* Available data *
= = = = = = =
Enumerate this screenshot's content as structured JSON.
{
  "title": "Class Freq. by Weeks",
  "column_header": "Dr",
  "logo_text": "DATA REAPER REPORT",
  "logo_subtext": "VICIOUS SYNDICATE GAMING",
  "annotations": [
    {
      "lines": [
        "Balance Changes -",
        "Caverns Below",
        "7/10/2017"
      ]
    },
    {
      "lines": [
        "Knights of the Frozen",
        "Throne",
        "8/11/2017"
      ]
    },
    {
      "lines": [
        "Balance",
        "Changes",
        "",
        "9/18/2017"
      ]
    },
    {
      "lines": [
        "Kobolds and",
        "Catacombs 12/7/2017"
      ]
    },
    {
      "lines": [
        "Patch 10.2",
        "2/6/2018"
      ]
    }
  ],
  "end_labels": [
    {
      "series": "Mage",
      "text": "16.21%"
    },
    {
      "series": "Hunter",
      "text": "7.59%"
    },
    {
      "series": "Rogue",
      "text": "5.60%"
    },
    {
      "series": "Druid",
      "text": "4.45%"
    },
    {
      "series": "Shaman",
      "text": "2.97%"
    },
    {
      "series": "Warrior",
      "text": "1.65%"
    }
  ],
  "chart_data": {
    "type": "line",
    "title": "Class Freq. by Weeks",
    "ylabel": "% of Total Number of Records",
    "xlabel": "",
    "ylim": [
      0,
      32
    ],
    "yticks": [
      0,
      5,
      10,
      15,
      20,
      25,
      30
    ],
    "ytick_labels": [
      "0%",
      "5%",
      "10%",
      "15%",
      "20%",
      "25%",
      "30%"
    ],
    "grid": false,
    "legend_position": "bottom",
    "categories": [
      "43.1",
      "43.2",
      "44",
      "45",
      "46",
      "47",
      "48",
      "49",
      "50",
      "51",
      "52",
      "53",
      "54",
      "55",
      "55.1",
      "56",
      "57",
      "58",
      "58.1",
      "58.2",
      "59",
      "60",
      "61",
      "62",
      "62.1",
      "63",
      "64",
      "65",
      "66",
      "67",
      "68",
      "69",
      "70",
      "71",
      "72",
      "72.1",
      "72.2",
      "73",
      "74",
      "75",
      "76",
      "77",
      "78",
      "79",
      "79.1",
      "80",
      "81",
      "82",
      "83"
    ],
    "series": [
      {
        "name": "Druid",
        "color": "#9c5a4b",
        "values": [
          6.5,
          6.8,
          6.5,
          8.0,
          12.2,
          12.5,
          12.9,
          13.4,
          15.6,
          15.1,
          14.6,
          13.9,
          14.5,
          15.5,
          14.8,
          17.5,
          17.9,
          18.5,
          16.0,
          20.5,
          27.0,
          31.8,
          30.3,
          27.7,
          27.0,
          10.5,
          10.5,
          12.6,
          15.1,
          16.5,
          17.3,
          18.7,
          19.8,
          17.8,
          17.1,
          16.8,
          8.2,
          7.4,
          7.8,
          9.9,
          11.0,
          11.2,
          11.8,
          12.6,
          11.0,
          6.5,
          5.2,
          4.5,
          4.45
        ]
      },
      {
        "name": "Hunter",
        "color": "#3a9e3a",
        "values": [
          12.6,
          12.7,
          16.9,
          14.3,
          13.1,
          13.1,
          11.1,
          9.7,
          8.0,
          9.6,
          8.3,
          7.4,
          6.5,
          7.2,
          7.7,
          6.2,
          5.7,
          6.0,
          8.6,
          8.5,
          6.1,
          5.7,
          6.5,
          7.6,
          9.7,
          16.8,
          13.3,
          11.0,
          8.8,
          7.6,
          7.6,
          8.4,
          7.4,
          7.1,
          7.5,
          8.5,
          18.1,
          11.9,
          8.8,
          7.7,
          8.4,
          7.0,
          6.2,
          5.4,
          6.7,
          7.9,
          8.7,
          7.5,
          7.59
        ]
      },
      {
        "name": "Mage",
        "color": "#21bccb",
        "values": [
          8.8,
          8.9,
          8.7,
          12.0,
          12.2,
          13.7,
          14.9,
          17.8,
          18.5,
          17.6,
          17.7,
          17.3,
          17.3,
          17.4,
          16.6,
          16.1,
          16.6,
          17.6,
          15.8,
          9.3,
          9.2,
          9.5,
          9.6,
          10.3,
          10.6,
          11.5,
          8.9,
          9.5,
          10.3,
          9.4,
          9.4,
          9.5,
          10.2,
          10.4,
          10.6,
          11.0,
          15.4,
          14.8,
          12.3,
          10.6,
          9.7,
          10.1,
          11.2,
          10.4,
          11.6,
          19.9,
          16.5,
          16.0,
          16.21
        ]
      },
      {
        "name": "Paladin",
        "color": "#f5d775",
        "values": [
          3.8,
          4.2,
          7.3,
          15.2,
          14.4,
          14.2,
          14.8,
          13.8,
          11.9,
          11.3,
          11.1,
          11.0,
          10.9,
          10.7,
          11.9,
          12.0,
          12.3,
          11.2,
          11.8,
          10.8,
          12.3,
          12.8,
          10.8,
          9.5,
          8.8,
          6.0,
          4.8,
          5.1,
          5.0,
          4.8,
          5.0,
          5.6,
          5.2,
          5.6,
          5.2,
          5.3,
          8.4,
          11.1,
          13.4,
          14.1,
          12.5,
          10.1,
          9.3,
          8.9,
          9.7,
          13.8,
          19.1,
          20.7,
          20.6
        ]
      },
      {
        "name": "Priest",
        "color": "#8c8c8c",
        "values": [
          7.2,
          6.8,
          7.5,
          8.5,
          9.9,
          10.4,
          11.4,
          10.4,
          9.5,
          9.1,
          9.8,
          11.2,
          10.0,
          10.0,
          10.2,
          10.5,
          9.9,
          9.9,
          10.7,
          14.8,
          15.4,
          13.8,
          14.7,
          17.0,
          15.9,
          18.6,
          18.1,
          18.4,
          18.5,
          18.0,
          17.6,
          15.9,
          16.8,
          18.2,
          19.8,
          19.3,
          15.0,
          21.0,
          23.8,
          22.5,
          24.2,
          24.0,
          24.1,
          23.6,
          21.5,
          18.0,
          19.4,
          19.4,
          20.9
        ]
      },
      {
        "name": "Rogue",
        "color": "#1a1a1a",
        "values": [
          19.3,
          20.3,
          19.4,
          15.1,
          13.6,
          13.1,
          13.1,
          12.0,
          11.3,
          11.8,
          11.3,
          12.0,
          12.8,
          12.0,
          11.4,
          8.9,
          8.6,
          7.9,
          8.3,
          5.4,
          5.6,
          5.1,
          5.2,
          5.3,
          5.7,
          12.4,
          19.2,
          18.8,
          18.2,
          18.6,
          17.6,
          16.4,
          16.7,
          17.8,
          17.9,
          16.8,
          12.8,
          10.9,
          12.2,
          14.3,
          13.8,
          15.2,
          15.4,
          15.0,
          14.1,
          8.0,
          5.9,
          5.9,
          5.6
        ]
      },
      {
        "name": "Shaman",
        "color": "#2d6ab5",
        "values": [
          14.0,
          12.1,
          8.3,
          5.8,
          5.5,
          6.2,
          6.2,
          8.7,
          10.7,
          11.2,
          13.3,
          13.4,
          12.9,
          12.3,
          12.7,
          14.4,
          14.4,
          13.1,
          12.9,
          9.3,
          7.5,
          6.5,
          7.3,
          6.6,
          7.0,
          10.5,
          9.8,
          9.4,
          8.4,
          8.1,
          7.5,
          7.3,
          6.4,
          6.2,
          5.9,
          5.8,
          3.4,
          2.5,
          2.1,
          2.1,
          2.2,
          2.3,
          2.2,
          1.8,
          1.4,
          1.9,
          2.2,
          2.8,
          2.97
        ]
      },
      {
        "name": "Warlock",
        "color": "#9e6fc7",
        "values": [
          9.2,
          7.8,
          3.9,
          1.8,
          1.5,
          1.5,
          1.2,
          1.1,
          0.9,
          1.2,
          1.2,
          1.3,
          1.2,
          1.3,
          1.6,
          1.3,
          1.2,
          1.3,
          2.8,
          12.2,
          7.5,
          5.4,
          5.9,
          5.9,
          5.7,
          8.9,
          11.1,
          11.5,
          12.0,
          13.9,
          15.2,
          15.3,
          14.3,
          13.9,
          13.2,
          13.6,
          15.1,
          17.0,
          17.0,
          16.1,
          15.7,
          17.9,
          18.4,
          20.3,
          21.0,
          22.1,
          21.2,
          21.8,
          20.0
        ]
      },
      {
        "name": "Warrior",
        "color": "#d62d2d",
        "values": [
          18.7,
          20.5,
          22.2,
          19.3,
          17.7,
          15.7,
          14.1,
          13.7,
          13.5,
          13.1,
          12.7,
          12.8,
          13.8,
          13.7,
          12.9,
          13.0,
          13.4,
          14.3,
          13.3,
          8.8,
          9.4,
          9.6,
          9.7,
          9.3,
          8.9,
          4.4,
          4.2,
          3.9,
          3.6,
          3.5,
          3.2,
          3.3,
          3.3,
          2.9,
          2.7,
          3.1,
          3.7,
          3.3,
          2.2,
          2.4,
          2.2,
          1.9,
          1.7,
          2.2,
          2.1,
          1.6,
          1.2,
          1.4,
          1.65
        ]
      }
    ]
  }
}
= = = = = = =
Return nothing except the number of lines that include the string "color".

* Complete output *
9